# Data in this exercise start
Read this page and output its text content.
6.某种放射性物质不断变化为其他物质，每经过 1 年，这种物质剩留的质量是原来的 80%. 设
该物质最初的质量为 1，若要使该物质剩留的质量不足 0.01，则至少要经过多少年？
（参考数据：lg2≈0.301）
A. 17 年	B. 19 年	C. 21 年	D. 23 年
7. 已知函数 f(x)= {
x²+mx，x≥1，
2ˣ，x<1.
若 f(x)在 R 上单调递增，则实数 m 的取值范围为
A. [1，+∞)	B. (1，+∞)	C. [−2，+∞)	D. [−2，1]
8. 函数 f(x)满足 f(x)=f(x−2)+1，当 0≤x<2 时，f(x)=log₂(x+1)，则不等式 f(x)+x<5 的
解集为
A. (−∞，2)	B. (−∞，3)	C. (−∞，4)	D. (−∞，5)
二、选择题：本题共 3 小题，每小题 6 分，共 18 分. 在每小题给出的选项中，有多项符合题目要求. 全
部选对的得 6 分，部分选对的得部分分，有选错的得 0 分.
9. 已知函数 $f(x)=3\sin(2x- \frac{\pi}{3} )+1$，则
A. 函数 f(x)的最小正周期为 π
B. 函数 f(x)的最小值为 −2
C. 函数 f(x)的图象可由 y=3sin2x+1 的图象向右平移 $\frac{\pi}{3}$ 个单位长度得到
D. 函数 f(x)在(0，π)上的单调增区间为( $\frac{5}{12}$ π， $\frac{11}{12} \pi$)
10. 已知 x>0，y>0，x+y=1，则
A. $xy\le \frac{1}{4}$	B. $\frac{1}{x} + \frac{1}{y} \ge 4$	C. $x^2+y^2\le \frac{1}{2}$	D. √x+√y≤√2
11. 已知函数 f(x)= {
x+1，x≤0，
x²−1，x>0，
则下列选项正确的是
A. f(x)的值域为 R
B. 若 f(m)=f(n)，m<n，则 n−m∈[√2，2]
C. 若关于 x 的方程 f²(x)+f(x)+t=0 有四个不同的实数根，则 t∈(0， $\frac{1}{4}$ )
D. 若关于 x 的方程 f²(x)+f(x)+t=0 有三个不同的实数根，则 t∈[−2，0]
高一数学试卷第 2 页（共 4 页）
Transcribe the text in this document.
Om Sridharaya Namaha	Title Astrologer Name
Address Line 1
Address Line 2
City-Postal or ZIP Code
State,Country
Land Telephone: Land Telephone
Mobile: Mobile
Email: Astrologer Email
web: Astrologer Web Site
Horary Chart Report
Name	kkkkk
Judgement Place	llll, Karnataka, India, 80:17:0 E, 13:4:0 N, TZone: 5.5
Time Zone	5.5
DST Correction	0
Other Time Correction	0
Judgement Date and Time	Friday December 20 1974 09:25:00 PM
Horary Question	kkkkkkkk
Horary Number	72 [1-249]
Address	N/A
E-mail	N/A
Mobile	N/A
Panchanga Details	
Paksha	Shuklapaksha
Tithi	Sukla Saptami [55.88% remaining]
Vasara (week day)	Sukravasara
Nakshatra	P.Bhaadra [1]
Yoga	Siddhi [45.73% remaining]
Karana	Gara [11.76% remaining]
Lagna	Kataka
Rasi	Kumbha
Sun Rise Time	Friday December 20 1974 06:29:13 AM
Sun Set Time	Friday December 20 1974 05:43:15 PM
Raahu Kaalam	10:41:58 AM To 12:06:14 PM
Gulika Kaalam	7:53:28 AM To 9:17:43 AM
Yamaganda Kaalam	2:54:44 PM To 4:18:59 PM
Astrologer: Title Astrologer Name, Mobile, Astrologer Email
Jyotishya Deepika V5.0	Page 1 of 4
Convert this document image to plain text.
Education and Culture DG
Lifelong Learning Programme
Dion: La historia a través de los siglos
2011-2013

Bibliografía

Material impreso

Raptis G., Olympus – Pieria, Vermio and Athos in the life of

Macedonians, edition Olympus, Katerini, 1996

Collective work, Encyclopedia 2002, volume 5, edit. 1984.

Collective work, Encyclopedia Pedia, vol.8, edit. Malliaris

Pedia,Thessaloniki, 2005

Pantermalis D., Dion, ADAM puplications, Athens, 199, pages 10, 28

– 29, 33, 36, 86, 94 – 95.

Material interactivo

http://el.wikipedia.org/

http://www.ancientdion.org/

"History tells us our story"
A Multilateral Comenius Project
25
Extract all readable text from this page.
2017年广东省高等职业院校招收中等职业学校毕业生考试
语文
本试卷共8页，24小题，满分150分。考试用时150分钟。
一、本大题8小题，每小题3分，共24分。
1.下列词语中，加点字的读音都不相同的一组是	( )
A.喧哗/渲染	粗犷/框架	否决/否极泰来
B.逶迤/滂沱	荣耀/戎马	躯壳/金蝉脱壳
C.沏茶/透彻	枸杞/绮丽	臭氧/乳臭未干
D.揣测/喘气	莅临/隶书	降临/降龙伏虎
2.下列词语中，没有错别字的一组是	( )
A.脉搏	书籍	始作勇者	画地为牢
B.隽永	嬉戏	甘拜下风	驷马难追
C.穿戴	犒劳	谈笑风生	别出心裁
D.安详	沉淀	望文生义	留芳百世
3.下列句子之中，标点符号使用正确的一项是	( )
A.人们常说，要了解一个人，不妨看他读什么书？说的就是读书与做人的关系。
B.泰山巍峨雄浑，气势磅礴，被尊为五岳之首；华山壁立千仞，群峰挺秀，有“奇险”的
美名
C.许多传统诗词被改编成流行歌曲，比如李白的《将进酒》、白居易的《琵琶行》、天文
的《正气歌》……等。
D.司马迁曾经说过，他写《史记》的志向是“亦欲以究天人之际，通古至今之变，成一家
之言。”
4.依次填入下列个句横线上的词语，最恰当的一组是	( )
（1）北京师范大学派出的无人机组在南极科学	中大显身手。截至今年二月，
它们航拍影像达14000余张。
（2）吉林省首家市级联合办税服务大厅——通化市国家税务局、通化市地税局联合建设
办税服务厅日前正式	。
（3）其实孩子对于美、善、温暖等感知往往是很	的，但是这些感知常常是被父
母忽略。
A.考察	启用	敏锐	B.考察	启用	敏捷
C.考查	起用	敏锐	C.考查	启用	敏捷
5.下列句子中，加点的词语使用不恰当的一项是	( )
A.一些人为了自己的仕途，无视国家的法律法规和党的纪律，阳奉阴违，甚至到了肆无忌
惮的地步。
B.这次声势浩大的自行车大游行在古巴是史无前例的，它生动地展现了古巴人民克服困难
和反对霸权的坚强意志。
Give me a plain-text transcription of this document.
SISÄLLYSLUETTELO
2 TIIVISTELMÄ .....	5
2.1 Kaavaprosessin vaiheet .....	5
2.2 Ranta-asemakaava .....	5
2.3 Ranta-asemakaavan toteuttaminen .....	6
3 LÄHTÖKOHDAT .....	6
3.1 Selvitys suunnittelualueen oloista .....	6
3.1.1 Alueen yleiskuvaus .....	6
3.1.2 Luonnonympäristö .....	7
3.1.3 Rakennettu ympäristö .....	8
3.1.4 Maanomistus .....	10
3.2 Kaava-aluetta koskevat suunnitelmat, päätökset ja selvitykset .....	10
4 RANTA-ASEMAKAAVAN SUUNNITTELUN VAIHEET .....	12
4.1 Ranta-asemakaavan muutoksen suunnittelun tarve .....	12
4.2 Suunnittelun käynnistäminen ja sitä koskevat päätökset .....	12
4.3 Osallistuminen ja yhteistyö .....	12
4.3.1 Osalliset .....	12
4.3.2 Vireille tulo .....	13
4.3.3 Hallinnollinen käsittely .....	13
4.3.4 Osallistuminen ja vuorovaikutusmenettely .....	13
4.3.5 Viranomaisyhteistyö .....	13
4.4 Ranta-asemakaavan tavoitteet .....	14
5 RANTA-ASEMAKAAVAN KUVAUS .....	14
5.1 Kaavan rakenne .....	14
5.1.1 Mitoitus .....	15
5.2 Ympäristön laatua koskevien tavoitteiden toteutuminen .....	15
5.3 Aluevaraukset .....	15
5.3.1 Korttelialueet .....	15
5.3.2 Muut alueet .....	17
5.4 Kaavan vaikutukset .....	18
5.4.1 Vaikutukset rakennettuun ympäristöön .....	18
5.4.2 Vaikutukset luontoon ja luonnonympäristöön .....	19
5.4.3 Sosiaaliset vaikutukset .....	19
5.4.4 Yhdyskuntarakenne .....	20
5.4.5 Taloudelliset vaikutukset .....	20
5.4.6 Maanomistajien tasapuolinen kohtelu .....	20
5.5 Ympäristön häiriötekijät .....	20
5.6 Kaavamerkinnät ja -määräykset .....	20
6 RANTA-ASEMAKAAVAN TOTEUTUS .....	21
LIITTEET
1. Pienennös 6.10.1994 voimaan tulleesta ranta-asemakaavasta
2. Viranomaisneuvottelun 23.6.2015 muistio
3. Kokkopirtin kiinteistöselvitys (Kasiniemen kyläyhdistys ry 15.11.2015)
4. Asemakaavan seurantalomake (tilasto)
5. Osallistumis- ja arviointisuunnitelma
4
# Data in this exercise end
Exercise directions: Find every line that holds "remaining" and copy it.

Solved exercise:
Tithi	Sukla Saptami [55.88% remaining]
Yoga	Siddhi [45.73% remaining]
Karana	Gara [11.76% remaining]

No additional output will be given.